Required task: Repeat the material exactly as it appears.

++++++++++++++++++++

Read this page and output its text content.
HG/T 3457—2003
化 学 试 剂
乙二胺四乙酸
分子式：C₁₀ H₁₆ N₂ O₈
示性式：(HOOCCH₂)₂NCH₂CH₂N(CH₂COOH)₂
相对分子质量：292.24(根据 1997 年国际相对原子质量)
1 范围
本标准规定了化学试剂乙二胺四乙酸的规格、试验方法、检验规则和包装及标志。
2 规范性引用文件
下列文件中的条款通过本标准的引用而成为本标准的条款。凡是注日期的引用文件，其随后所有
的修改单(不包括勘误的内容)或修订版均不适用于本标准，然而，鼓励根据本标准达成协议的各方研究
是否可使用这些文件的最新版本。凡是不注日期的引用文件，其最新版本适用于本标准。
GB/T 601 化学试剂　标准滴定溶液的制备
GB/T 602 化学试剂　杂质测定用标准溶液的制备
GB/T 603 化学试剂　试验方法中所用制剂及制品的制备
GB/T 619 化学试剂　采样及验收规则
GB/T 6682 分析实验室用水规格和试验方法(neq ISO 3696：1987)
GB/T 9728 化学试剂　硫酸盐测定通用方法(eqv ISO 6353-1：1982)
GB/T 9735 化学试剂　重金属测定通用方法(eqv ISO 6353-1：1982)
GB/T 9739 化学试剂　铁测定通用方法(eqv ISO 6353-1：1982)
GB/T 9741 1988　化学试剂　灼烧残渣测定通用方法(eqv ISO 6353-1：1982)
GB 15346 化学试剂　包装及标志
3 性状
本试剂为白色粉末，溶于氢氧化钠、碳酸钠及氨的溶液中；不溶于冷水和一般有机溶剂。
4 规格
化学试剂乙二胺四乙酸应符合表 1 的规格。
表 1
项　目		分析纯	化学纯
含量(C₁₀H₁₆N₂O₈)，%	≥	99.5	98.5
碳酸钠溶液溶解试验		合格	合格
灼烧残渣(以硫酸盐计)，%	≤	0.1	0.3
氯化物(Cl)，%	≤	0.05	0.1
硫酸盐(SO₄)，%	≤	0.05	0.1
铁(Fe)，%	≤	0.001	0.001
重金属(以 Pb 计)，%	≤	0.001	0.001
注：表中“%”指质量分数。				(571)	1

++++++++++++++++++++

Answer in full:
Read this page and output its text content.
HG/T 3457—2003
化 学 试 剂
乙二胺四乙酸
分子式：C₁₀ H₁₆ N₂ O₈
示性式：(HOOCCH₂)₂NCH₂CH₂N(CH₂COOH)₂
相对分子质量：292.24(根据 1997 年国际相对原子质量)
1 范围
本标准规定了化学试剂乙二胺四乙酸的规格、试验方法、检验规则和包装及标志。
2 规范性引用文件
下列文件中的条款通过本标准的引用而成为本标准的条款。凡是注日期的引用文件，其随后所有
的修改单(不包括勘误的内容)或修订版均不适用于本标准，然而，鼓励根据本标准达成协议的各方研究
是否可使用这些文件的最新版本。凡是不注日期的引用文件，其最新版本适用于本标准。
GB/T 601 化学试剂　标准滴定溶液的制备
GB/T 602 化学试剂　杂质测定用标准溶液的制备
GB/T 603 化学试剂　试验方法中所用制剂及制品的制备
GB/T 619 化学试剂　采样及验收规则
GB/T 6682 分析实验室用水规格和试验方法(neq ISO 3696：1987)
GB/T 9728 化学试剂　硫酸盐测定通用方法(eqv ISO 6353-1：1982)
GB/T 9735 化学试剂　重金属测定通用方法(eqv ISO 6353-1：1982)
GB/T 9739 化学试剂　铁测定通用方法(eqv ISO 6353-1：1982)
GB/T 9741 1988　化学试剂　灼烧残渣测定通用方法(eqv ISO 6353-1：1982)
GB 15346 化学试剂　包装及标志
3 性状
本试剂为白色粉末，溶于氢氧化钠、碳酸钠及氨的溶液中；不溶于冷水和一般有机溶剂。
4 规格
化学试剂乙二胺四乙酸应符合表 1 的规格。
表 1
项　目		分析纯	化学纯
含量(C₁₀H₁₆N₂O₈)，%	≥	99.5	98.5
碳酸钠溶液溶解试验		合格	合格
灼烧残渣(以硫酸盐计)，%	≤	0.1	0.3
氯化物(Cl)，%	≤	0.05	0.1
硫酸盐(SO₄)，%	≤	0.05	0.1
铁(Fe)，%	≤	0.001	0.001
重金属(以 Pb 计)，%	≤	0.001	0.001
注：表中“%”指质量分数。				(571)	1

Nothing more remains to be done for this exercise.